*TEXT BLOCK*:
━━━

Put bluntly, it's the ability to separate the facts from the B.S., to distinguish the cause from the effect. The ability to discern begins with your most basic assumptions. For example, do social events drive social mood? Most people say "Yes." It seems as simple as cause & effect -- "Bad news drives down consumer confidence," for instance.
 
But, what if the truth is the reverse, as in "Falling consumer confidence creates a thirst for bad news"? What if social mood is the cause and social events are the effect?
 
Those are huge "What ifs." They deserve serious thought. Imagine how much more discerning you could be if mood really is the cause, and events really are the effect. It's a radically different way of seeing the world. It presents a lot of big possibilities -- such as understanding that if there's a big shift in social mood, a big shift in social events will follow.
 
You could take advantage of changes no one else sees coming. And that's what socionomics is all about -- preparing to take advantage of changes no one else sees coming.
 
Yes, huge changes are happening already. And they are drastic in ways the overused political slogans never expected. Yet if anything, the political talk you now hear about "change" and the "public mood" are in fact pages from our playbook.

━━━

*INPUT FOR THIS TASK*:
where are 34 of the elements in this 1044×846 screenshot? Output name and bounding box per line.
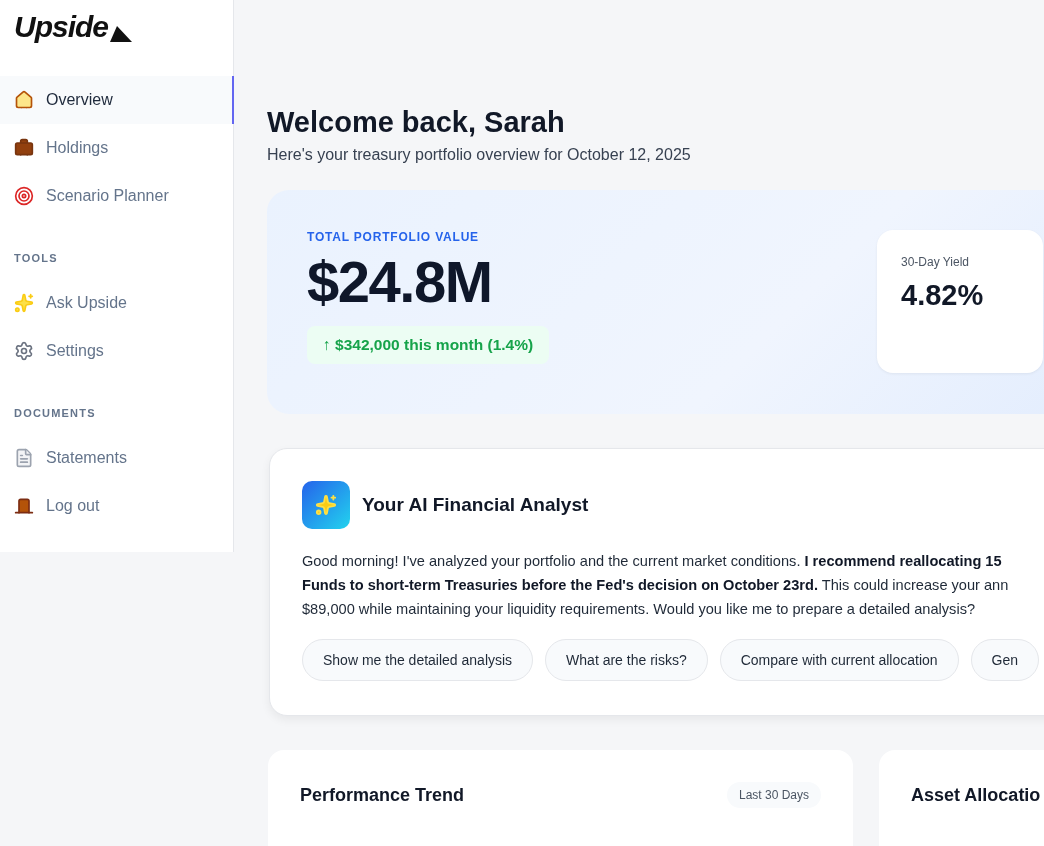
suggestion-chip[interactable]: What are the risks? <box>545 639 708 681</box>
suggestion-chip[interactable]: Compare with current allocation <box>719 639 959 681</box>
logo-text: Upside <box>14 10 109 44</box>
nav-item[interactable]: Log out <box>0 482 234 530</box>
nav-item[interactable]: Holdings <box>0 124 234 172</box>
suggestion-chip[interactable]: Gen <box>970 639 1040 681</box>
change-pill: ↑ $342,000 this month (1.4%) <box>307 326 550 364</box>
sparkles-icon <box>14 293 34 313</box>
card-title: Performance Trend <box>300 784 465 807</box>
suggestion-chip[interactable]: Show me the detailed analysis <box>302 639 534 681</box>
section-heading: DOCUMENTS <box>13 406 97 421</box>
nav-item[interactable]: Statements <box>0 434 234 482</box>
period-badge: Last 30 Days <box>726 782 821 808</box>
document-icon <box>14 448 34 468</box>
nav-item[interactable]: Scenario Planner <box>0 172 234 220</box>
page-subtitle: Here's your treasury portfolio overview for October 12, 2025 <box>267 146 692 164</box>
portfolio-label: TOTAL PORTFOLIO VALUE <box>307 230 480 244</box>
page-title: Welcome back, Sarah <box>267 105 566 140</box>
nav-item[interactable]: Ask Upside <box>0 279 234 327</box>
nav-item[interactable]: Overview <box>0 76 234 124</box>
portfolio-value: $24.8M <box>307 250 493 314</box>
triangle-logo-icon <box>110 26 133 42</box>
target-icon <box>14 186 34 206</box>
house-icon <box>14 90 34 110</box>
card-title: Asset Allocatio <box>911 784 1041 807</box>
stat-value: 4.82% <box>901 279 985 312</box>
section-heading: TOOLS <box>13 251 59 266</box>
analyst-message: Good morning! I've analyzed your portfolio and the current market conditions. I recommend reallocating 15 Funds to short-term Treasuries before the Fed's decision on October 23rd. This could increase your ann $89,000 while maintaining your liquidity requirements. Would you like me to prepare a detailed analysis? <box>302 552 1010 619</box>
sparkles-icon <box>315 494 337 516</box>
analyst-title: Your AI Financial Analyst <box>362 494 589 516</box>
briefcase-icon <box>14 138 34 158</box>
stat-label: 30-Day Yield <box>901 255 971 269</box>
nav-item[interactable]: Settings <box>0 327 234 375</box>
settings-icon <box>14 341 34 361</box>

━━━

*EXERCISE TASK 1*: Find each line of the listing that contains the word "October", and copy those lines.
*EXERCISE TASK 2*: Write a continuation of the passage on social mood and social events, picking up after its final sentence.

*WRITTEN REPLY 1*:
page-subtitle: Here's your treasury portfolio overview for October 12, 2025 <box>267 146 692 164</box>
analyst-message: Good morning! I've analyzed your portfolio and the current market conditions. I recommend reallocating 15 Funds to short-term Treasuries before the Fed's decision on October 23rd. This could increase your ann $89,000 while maintaining your liquidity requirements. Would you like me to prepare a detailed analysis? <box>302 552 1010 619</box>

*WRITTEN REPLY 2*:
 
Let's be specific.
 
Public mood as a front-and-center topic is very recent. While the "hemline indicator" does date from the 1920s, it was considered Wall Street lore for decades. It wasn't until September 1985 that a national audience could finally read a full account of social mood as the engine of behavior. It appeared as the cover article in Barron's magazine, titled "Elvis, Frankenstein and Andy Warhol." It said:
 
The trend in stock prices is a reflection of popular moods within the investment community, and by extension, within society at large....Trends in music, movies, fashion, literature, television, popular philosophy, sports, dance, automobile style, mores, sexual identity, family life, campus activities, politics and poetry, all reflect the prevailing mood of society.
 
Robert Prechter was the author, and his analysis generated a lot of "buzz." A handful of academics were also studying investor psychology, in the field of behavioral finance. Yale economist Robert Shiller said this 1990:
 
Investing in speculative assets is a social activity…. It is thus plausible that investors' behavior (and hence prices of speculative assets) would be influenced by social mood. Attitudes or fashions seem to fluctuate in many other popular topics of conversation, such as food, clothing, health, or politics.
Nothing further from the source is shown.